[Stored records]
========================================
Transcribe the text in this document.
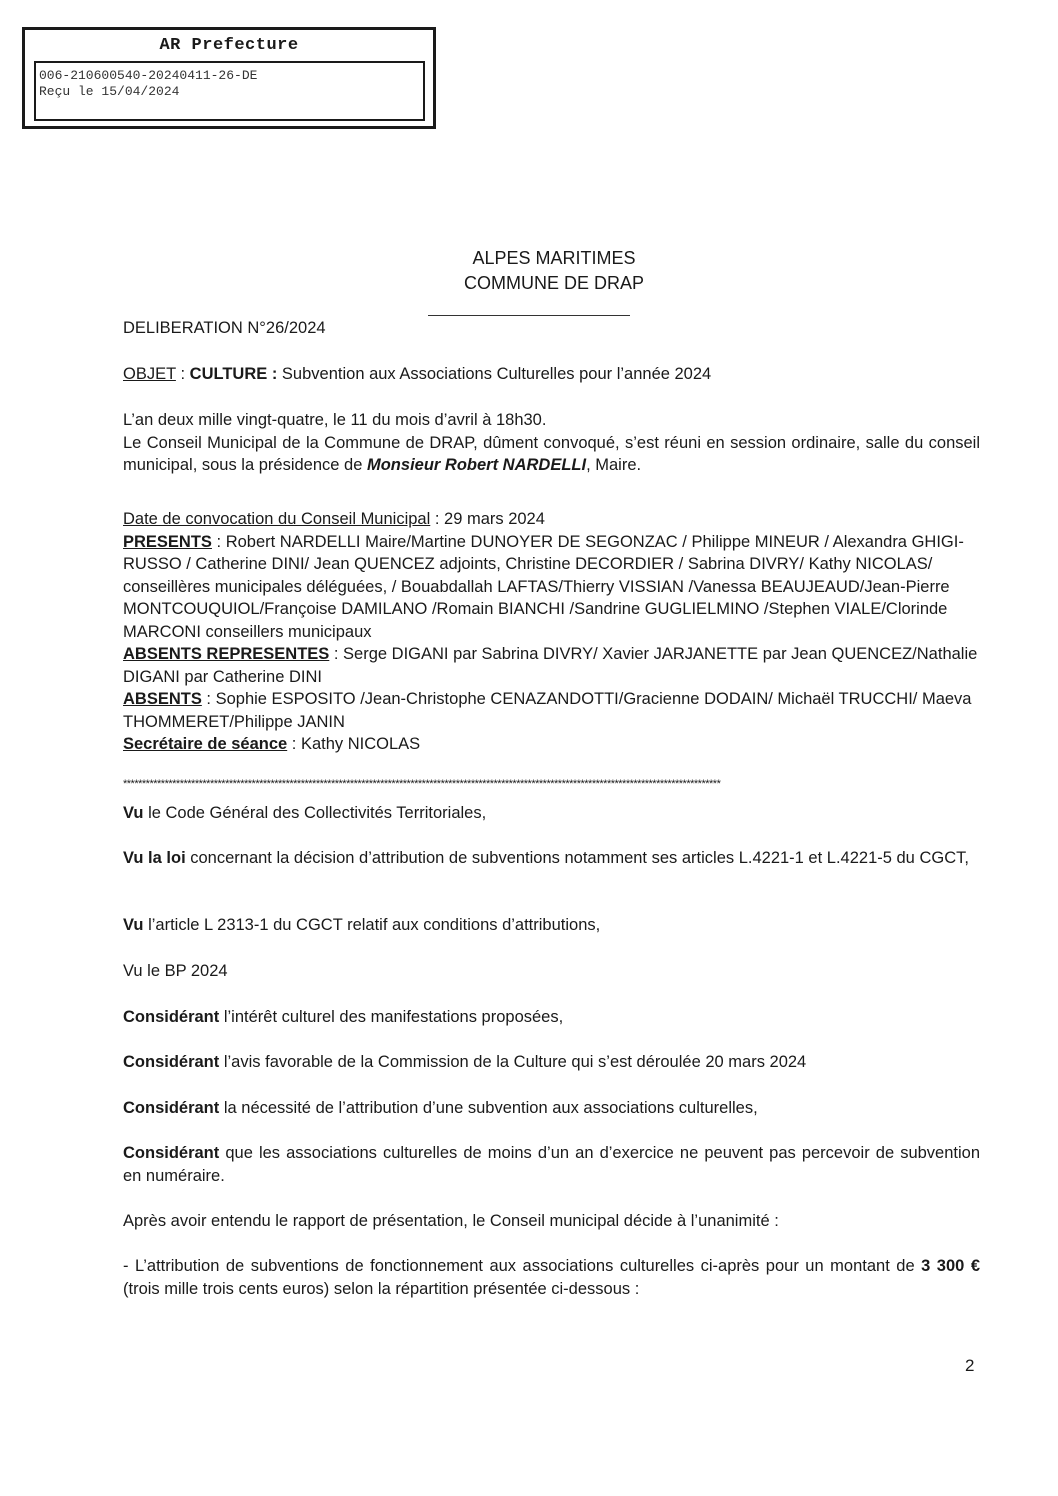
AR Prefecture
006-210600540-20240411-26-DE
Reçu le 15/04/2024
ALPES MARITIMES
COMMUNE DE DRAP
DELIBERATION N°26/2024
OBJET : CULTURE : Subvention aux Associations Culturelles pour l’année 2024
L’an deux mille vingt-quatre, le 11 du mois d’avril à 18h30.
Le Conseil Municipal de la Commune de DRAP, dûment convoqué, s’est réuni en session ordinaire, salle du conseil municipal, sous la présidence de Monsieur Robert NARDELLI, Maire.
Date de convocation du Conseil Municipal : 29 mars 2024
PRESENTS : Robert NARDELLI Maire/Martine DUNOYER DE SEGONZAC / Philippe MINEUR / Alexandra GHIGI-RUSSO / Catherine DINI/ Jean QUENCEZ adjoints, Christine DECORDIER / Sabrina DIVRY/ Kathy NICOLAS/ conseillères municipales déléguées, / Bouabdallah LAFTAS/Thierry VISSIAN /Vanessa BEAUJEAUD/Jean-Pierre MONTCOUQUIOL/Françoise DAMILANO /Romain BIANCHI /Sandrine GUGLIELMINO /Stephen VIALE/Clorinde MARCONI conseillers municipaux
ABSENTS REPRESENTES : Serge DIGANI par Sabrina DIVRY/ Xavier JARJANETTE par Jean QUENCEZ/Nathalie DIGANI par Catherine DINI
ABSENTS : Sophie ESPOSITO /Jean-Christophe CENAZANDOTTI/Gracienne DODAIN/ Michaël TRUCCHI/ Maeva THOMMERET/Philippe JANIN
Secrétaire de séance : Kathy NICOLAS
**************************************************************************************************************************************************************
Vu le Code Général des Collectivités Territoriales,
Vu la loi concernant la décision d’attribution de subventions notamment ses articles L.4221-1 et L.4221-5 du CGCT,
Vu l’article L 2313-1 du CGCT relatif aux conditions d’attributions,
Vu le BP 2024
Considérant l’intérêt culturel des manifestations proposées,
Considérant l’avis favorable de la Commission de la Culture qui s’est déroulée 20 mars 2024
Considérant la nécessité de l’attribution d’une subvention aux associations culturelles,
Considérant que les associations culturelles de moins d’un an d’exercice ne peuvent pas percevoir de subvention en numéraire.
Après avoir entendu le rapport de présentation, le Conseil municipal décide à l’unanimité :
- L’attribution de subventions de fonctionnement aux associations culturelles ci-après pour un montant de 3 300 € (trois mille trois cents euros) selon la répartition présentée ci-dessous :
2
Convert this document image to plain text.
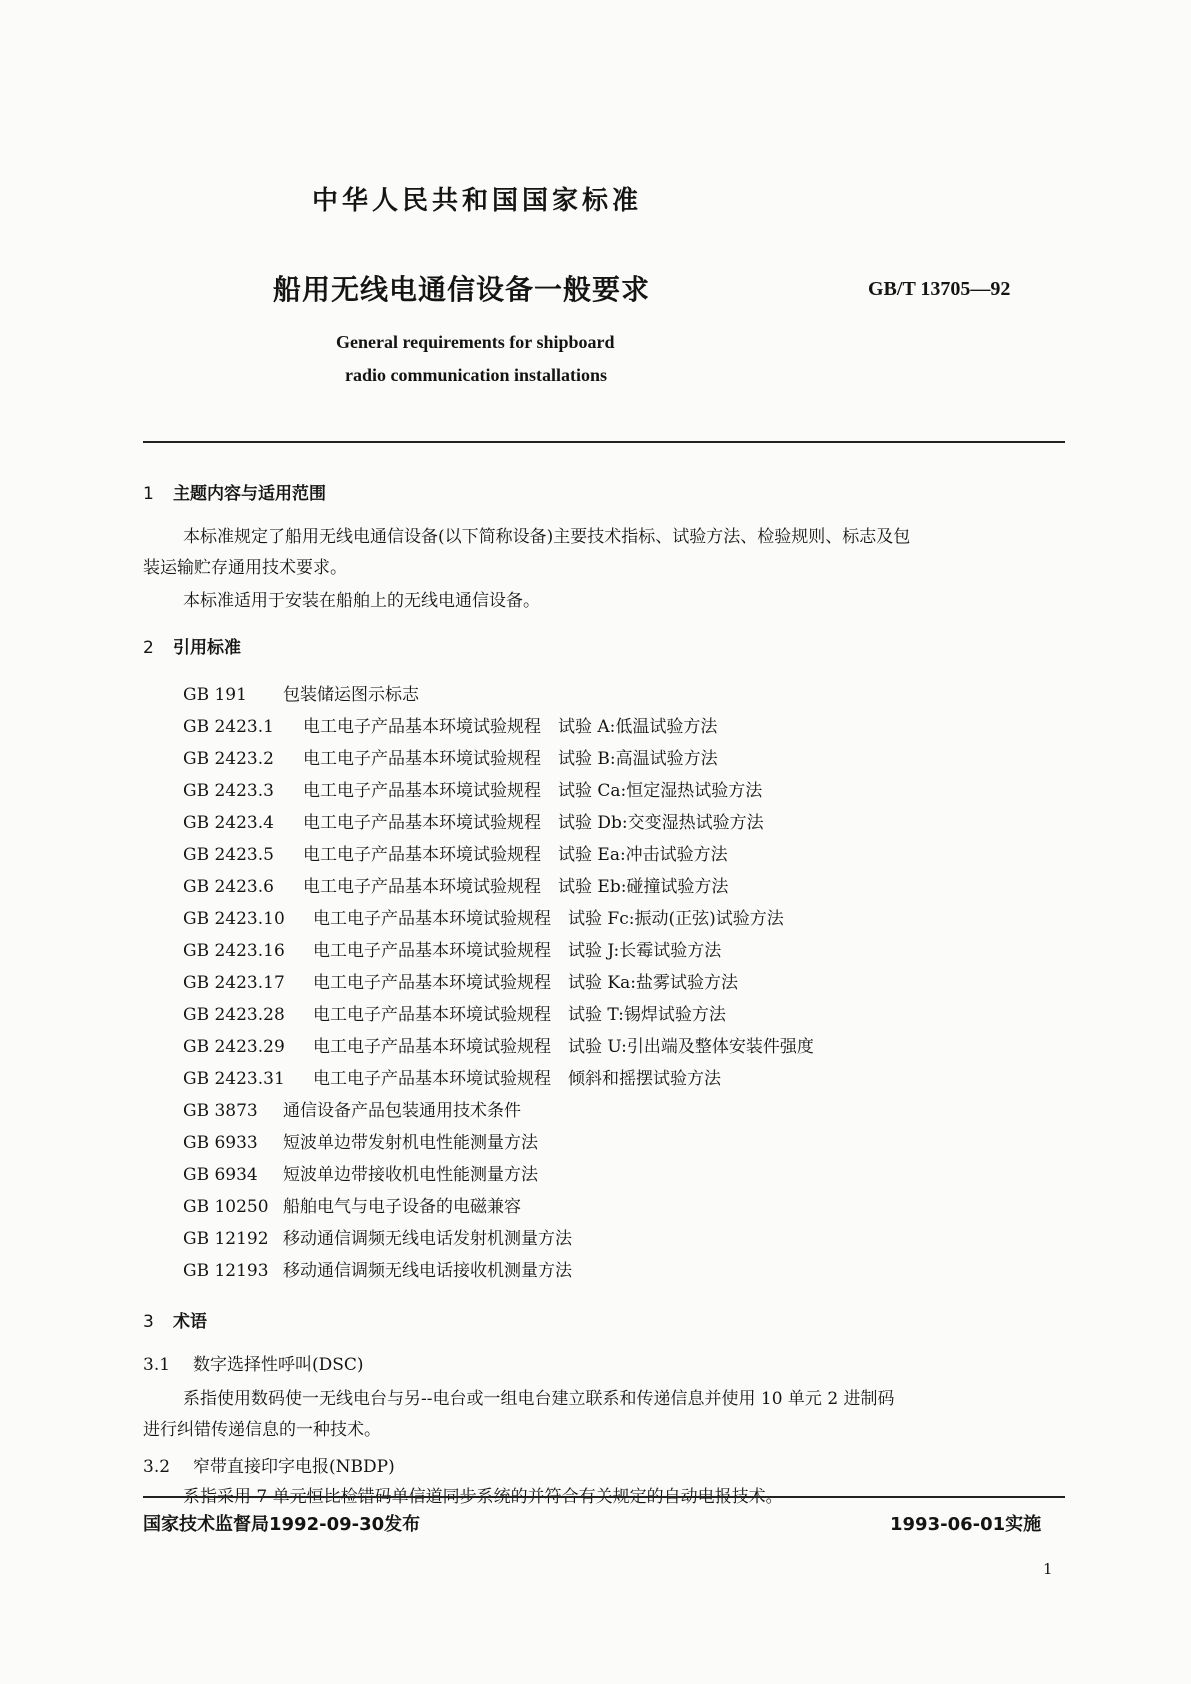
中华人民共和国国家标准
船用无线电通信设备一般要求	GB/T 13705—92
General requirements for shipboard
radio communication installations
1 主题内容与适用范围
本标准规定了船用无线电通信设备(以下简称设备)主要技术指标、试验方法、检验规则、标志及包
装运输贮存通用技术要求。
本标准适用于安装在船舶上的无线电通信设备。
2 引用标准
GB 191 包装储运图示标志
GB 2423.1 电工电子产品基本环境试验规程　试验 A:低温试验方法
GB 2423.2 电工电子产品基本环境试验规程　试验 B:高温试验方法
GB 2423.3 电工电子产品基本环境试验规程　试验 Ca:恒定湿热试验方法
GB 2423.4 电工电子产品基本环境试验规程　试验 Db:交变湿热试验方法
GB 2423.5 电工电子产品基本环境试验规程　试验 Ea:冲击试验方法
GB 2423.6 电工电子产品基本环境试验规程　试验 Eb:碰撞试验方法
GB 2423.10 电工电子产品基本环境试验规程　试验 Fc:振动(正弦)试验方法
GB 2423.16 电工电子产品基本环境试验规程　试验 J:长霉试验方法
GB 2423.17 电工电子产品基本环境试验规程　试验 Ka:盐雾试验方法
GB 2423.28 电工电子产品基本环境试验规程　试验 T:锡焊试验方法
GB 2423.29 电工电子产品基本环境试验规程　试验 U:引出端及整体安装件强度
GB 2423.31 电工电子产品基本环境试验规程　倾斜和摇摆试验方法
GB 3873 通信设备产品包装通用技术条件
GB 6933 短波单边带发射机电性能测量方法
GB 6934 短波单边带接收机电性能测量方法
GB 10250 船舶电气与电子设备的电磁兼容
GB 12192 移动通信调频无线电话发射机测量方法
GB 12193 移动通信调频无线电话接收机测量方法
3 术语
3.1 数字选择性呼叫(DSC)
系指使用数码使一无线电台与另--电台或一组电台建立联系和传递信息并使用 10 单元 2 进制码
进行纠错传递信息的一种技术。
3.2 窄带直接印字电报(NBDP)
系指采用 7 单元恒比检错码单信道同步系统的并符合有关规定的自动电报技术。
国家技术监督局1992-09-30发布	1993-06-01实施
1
========================================
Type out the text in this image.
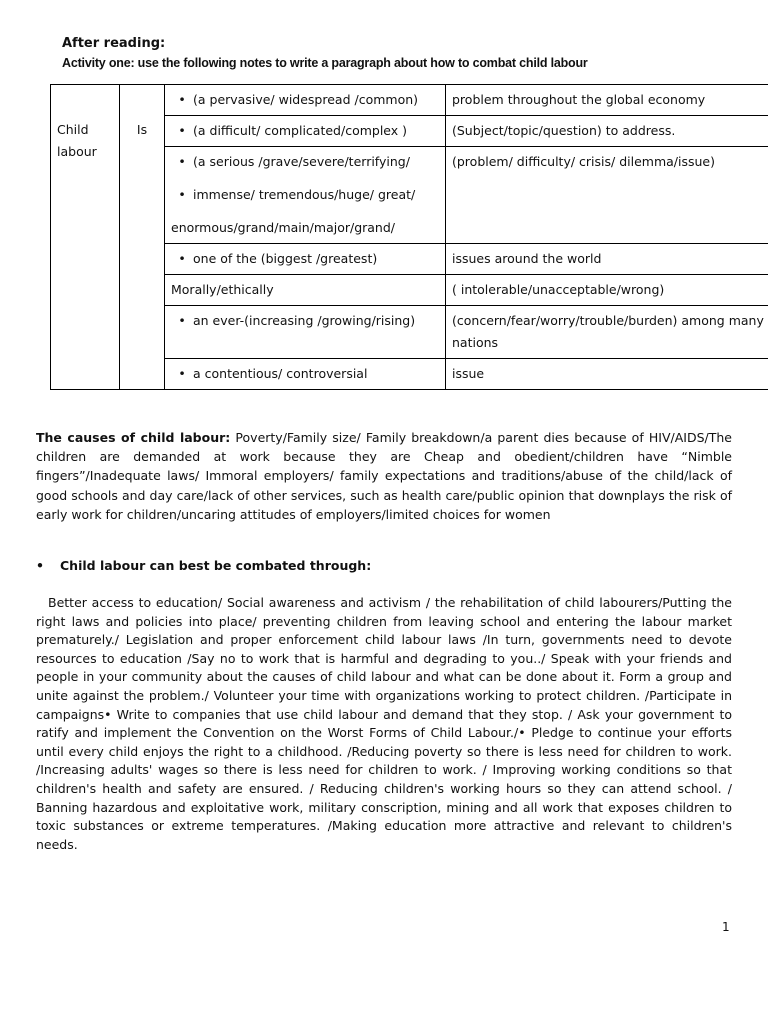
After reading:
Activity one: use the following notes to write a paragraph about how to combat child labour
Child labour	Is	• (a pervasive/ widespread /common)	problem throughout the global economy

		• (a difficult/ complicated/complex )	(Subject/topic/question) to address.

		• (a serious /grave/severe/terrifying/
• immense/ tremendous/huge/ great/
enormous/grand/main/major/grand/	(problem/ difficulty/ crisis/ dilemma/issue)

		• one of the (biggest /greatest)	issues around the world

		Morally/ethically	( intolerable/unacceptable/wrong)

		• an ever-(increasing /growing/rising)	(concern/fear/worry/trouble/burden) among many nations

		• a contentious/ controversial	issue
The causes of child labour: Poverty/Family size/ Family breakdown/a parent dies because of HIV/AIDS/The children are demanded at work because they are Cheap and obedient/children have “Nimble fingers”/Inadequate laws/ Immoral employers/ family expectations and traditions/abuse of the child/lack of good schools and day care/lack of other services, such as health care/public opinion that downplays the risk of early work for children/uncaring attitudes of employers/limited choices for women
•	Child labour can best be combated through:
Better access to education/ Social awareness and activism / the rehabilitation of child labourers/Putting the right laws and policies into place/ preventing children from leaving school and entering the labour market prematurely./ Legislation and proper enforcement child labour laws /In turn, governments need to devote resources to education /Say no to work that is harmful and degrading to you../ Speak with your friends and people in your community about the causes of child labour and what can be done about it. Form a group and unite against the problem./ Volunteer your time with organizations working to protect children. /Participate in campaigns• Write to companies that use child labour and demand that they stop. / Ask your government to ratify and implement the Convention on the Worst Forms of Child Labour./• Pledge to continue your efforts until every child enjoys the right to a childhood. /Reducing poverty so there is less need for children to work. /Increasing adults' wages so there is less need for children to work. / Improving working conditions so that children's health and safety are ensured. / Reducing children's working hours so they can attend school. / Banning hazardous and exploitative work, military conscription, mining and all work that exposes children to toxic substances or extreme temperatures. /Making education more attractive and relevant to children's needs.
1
========================================
> **Problem statement**
Copy all lines from the material that hold "document".

> **Finished task**
Transcribe the text in this document.
Convert this document image to plain text.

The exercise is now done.